### FRAGMENTO PROPORCIONADO
'''

Este artículo fue publicado originalmente por el autor en El Periódico Extremadura.
Desde adolescente tuve la extrema
necesidad de «tener una cultura». No ya por afán de destacar (que también), sino por la necesidad
de organizar ese tsunami de realidad que le viene a uno encima cuando sale de
la «caverna» de la infancia. Conocer la historia de nuestra especie, estudiar
las civilizaciones que nos precedieron, viajar por los mapas del atlas, leer a
los clásicos, entender lo que la ciencia dice del mundo, pelearse con los
libros de filosofía … Todo ello era un modo de defenderse de una existencia que
descubrías por vez primera como abrumadoramente incierta, dolorosa, compleja y
absurda. A más conocimiento – pensaba – menos incertidumbre, más prudencia para
afrontar las cosas, más capacidad para dotar de sentido a la vida, y más
caminos para ser bueno y feliz…
Pienso en todo esto cuando hablo con mis
alumnos y alumnas del último curso de Bachillerato, o con otros que ya han
comenzado en la universidad, y compruebo que muchos son incapaces de orientarse
históricamente, que la mayoría apenas conoce ni de nombre a los clásicos, que
de las ciencias solo parecen tener un conocimiento técnico o práctico (lo
necesario para aprobar exámenes), y que lo que para nosotros eran referentes
mínimos de una – hoy extinguida – «cultura general» (pintores,
músicos, pensadores, famosas obras de arte, lugares emblemáticos, épocas
decisivas…) son hoy para ellos signos indescifrables y carentes de interés. Tal
es así, que tengo la sensación de comenzar algunas clases como tras un
cataclismo, como si hubieran ardido de nuevo las grandes bibliotecas antiguas y
empezáramos a reconstruir la civilización otra vez…
Quizá lo único que pasa es que me estoy
haciendo viejo – pienso con alivio –, y que hay ahí un universo nuevo y fresco
de poderosos referentes culturales que yo soy ya incapaz de reconocer. Ojalá
sea así, me digo, y mis alumnos puedan usarlos para orientarse en este
torbellino de realidades múltiples, líquidas y desinformadas que nos circunda.

'''

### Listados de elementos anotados
'''

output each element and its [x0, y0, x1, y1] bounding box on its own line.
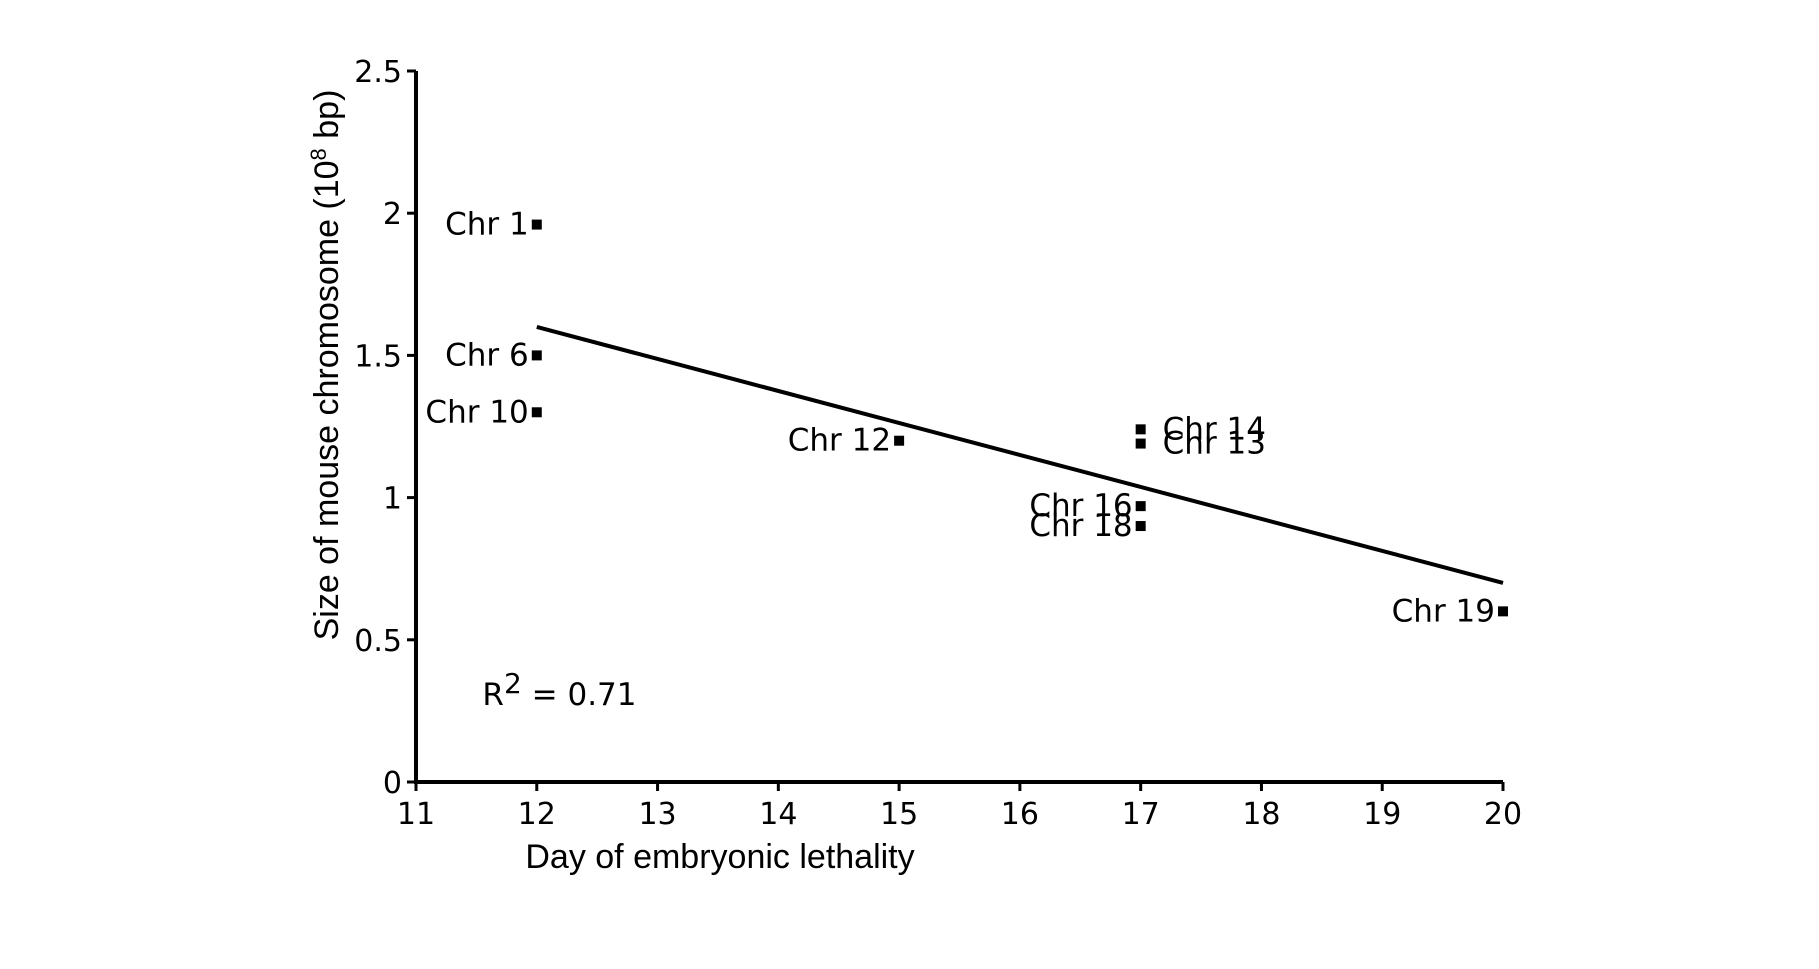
- data-point: [1135, 438, 1146, 449]
- r-squared-exponent: 2: [504, 667, 522, 700]
- data-point: [1135, 521, 1146, 532]
- data-point-label: Chr 13: [1163, 426, 1266, 462]
- data-point-label: Chr 1: [445, 207, 529, 243]
- x-tick-label: 11: [397, 797, 435, 832]
- data-point-label: Chr 19: [1392, 593, 1495, 629]
- y-tick-label: 1: [383, 482, 402, 517]
- y-axis-ticks: 0 0.5 1 1.5 2 2.5: [354, 55, 416, 801]
- data-point: [1498, 606, 1508, 617]
- data-point-label: Chr 14: [1163, 411, 1266, 447]
- y-tick-label: 2.5: [354, 55, 402, 90]
- y-tick-label: 0.5: [354, 624, 402, 659]
- y-axis-label-exponent: 8: [306, 148, 331, 160]
- data-point-label: Chr 18: [1029, 508, 1132, 544]
- y-tick-label: 0: [383, 766, 402, 801]
- y-tick-label: 1.5: [354, 339, 402, 374]
- data-point: [531, 407, 542, 418]
- y-axis-label-unit: bp): [308, 90, 346, 149]
- data-point: [1135, 424, 1146, 435]
- data-point-label: Chr 10: [425, 394, 528, 430]
- r-squared-value: = 0.71: [522, 677, 637, 713]
- data-point: [894, 435, 905, 446]
- data-point: [531, 350, 542, 361]
- r-squared-base: R: [482, 677, 504, 713]
- x-tick-label: 17: [1122, 797, 1160, 832]
- x-tick-label: 16: [1001, 797, 1039, 832]
- axes: [414, 71, 1503, 784]
- r-squared-annotation: R2 = 0.71: [482, 667, 636, 713]
- x-tick-label: 19: [1363, 797, 1401, 832]
- y-tick-label: 2: [383, 197, 402, 232]
- x-tick-label: 20: [1484, 797, 1522, 832]
- trendline-group: [536, 325, 1504, 585]
- x-tick-label: 14: [759, 797, 797, 832]
- data-point-label: Chr 16: [1029, 488, 1132, 524]
- x-axis-label: Day of embryonic lethality: [525, 838, 914, 876]
- trendline: [536, 325, 1504, 585]
- data-point-label: Chr 6: [445, 337, 529, 373]
- data-point-label: Chr 12: [788, 423, 891, 459]
- x-axis-ticks: 11 12 13 14 15 16 17 18 19 20: [397, 782, 1522, 832]
- x-tick-label: 15: [880, 797, 918, 832]
- y-axis-label: Size of mouse chromosome (108 bp): [306, 90, 346, 641]
- x-tick-label: 13: [638, 797, 676, 832]
- data-point: [1135, 501, 1146, 512]
- y-axis-label-main: Size of mouse chromosome (10: [308, 160, 346, 640]
- x-tick-label: 12: [518, 797, 556, 832]
- x-tick-label: 18: [1242, 797, 1280, 832]
- data-point: [531, 219, 542, 230]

'''

### OBJETIVOS
A: Copia sin cambios el tramo de las entradas que va desde la línea que contiene «- data-point: [1135, 438, 1146, 449]» hasta la que contiene «- y-tick-label: 1: [383, 482, 402, 517]», ambas incluidas.
B: Prosigue el texto sobre la pérdida de la cultura general a partir de su última frase.
El texto y las entradas no guardan ninguna relación entre sí.

### RESPUESTAS POR TAREA
A:
- data-point: [1135, 438, 1146, 449]
- r-squared-exponent: 2: [504, 667, 522, 700]
- data-point: [1135, 521, 1146, 532]
- data-point-label: Chr 13: [1163, 426, 1266, 462]
- data-point-label: Chr 1: [445, 207, 529, 243]
- x-tick-label: 11: [397, 797, 435, 832]
- data-point-label: Chr 19: [1392, 593, 1495, 629]
- y-tick-label: 1: [383, 482, 402, 517]

B:
Pero mucho me temo que no; que los referentes que pueda proporcionar la cultura
contemporánea no son suficientes. La profunda desorientación vital y moral de
nuestros jóvenes (y no solo de ellos) no se resuelve con psicólogos, tendencias
efímeras y canciones pop, sino con competencias intelectuales y contenidos
culturales profundos y potentes. Sin ellos es imposible organizar y evaluar la
información, construir la propia identidad, dirigir la voluntad o gestionar las
emociones; sin ideas o referentes en común es inviable convivir
civilizadamente, dialogar seriamente sobre nada, formar una familia o
transformar el entorno. Mal que bien – y de manera elitista –, la educación se
ha encargado en los últimos siglos de transmitir esa «cultura general» a parte de la población. Pero hoy ni
sabe cómo enseñar esos referentes a la mayoría, ni
encuentra otros nuevos sobre los que construir una educación verdaderamente
innovadora. Los educadores seguimos empezando desde cero cada día, frente a la
mirada inquieta y perdida de adolescentes que aún no saben que no saben por
dónde empezar a agarrar el mundo.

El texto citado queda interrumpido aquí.